→ **TASK STATEMENT**
Entries follow. Set all of them down as they stand.

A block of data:
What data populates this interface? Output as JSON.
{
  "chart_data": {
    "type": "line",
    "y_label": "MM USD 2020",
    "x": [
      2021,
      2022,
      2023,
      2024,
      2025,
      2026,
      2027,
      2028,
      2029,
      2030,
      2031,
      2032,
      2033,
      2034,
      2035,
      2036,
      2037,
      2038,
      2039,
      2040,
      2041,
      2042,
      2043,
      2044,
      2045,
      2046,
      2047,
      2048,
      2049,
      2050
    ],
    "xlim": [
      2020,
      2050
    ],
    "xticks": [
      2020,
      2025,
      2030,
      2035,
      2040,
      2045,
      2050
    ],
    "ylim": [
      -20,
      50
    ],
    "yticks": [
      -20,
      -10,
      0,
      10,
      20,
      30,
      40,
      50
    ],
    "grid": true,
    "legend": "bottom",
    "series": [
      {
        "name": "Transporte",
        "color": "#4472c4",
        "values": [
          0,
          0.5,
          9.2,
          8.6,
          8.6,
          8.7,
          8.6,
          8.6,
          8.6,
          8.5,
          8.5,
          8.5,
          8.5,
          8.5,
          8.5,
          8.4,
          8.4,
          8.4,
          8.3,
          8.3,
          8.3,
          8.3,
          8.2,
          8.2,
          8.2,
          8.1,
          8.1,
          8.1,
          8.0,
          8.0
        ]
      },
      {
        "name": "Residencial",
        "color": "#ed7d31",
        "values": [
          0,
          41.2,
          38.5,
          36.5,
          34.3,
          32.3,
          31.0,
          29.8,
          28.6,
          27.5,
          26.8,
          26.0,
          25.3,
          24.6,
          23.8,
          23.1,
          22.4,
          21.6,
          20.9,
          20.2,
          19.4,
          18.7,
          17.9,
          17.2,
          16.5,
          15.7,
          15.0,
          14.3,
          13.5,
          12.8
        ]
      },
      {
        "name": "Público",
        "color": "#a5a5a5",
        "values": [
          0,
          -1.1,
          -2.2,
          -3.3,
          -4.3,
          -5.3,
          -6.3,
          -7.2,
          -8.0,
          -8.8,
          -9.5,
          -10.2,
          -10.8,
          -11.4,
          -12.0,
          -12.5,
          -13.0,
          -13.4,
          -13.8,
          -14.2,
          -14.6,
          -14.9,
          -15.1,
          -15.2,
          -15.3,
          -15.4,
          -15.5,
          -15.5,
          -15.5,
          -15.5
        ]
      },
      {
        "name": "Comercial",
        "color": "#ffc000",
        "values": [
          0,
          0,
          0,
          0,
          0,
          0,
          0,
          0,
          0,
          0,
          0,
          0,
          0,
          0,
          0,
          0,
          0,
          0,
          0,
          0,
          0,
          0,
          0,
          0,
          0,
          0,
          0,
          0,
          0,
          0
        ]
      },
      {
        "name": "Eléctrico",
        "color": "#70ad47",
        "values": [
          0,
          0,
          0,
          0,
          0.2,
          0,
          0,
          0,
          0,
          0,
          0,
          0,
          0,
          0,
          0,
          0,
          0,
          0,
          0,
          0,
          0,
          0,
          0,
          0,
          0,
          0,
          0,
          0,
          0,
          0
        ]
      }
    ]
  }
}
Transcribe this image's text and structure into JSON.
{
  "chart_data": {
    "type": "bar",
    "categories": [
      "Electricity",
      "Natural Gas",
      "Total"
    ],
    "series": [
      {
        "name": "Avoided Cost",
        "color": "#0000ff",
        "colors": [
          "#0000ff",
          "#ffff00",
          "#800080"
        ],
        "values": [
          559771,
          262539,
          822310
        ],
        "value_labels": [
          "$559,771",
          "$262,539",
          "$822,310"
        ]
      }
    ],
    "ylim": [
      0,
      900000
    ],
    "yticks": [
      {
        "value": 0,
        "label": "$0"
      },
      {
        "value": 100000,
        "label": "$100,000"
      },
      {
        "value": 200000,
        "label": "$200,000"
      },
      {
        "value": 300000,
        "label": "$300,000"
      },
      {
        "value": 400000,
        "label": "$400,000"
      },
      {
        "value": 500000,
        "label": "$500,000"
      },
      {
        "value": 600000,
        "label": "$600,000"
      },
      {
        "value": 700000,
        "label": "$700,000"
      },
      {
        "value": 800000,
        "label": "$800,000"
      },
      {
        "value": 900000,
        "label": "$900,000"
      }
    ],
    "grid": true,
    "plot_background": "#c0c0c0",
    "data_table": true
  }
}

→ **REPLY TO THE EXERCISE**
What data populates this interface? Output as JSON.
{
  "chart_data": {
    "type": "line",
    "y_label": "MM USD 2020",
    "x": [
      2021,
      2022,
      2023,
      2024,
      2025,
      2026,
      2027,
      2028,
      2029,
      2030,
      2031,
      2032,
      2033,
      2034,
      2035,
      2036,
      2037,
      2038,
      2039,
      2040,
      2041,
      2042,
      2043,
      2044,
      2045,
      2046,
      2047,
      2048,
      2049,
      2050
    ],
    "xlim": [
      2020,
      2050
    ],
    "xticks": [
      2020,
      2025,
      2030,
      2035,
      2040,
      2045,
      2050
    ],
    "ylim": [
      -20,
      50
    ],
    "yticks": [
      -20,
      -10,
      0,
      10,
      20,
      30,
      40,
      50
    ],
    "grid": true,
    "legend": "bottom",
    "series": [
      {
        "name": "Transporte",
        "color": "#4472c4",
        "values": [
          0,
          0.5,
          9.2,
          8.6,
          8.6,
          8.7,
          8.6,
          8.6,
          8.6,
          8.5,
          8.5,
          8.5,
          8.5,
          8.5,
          8.5,
          8.4,
          8.4,
          8.4,
          8.3,
          8.3,
          8.3,
          8.3,
          8.2,
          8.2,
          8.2,
          8.1,
          8.1,
          8.1,
          8.0,
          8.0
        ]
      },
      {
        "name": "Residencial",
        "color": "#ed7d31",
        "values": [
          0,
          41.2,
          38.5,
          36.5,
          34.3,
          32.3,
          31.0,
          29.8,
          28.6,
          27.5,
          26.8,
          26.0,
          25.3,
          24.6,
          23.8,
          23.1,
          22.4,
          21.6,
          20.9,
          20.2,
          19.4,
          18.7,
          17.9,
          17.2,
          16.5,
          15.7,
          15.0,
          14.3,
          13.5,
          12.8
        ]
      },
      {
        "name": "Público",
        "color": "#a5a5a5",
        "values": [
          0,
          -1.1,
          -2.2,
          -3.3,
          -4.3,
          -5.3,
          -6.3,
          -7.2,
          -8.0,
          -8.8,
          -9.5,
          -10.2,
          -10.8,
          -11.4,
          -12.0,
          -12.5,
          -13.0,
          -13.4,
          -13.8,
          -14.2,
          -14.6,
          -14.9,
          -15.1,
          -15.2,
          -15.3,
          -15.4,
          -15.5,
          -15.5,
          -15.5,
          -15.5
        ]
      },
      {
        "name": "Comercial",
        "color": "#ffc000",
        "values": [
          0,
          0,
          0,
          0,
          0,
          0,
          0,
          0,
          0,
          0,
          0,
          0,
          0,
          0,
          0,
          0,
          0,
          0,
          0,
          0,
          0,
          0,
          0,
          0,
          0,
          0,
          0,
          0,
          0,
          0
        ]
      },
      {
        "name": "Eléctrico",
        "color": "#70ad47",
        "values": [
          0,
          0,
          0,
          0,
          0.2,
          0,
          0,
          0,
          0,
          0,
          0,
          0,
          0,
          0,
          0,
          0,
          0,
          0,
          0,
          0,
          0,
          0,
          0,
          0,
          0,
          0,
          0,
          0,
          0,
          0
        ]
      }
    ]
  }
}
Transcribe this image's text and structure into JSON.
{
  "chart_data": {
    "type": "bar",
    "categories": [
      "Electricity",
      "Natural Gas",
      "Total"
    ],
    "series": [
      {
        "name": "Avoided Cost",
        "color": "#0000ff",
        "colors": [
          "#0000ff",
          "#ffff00",
          "#800080"
        ],
        "values": [
          559771,
          262539,
          822310
        ],
        "value_labels": [
          "$559,771",
          "$262,539",
          "$822,310"
        ]
      }
    ],
    "ylim": [
      0,
      900000
    ],
    "yticks": [
      {
        "value": 0,
        "label": "$0"
      },
      {
        "value": 100000,
        "label": "$100,000"
      },
      {
        "value": 200000,
        "label": "$200,000"
      },
      {
        "value": 300000,
        "label": "$300,000"
      },
      {
        "value": 400000,
        "label": "$400,000"
      },
      {
        "value": 500000,
        "label": "$500,000"
      },
      {
        "value": 600000,
        "label": "$600,000"
      },
      {
        "value": 700000,
        "label": "$700,000"
      },
      {
        "value": 800000,
        "label": "$800,000"
      },
      {
        "value": 900000,
        "label": "$900,000"
      }
    ],
    "grid": true,
    "plot_background": "#c0c0c0",
    "data_table": true
  }
}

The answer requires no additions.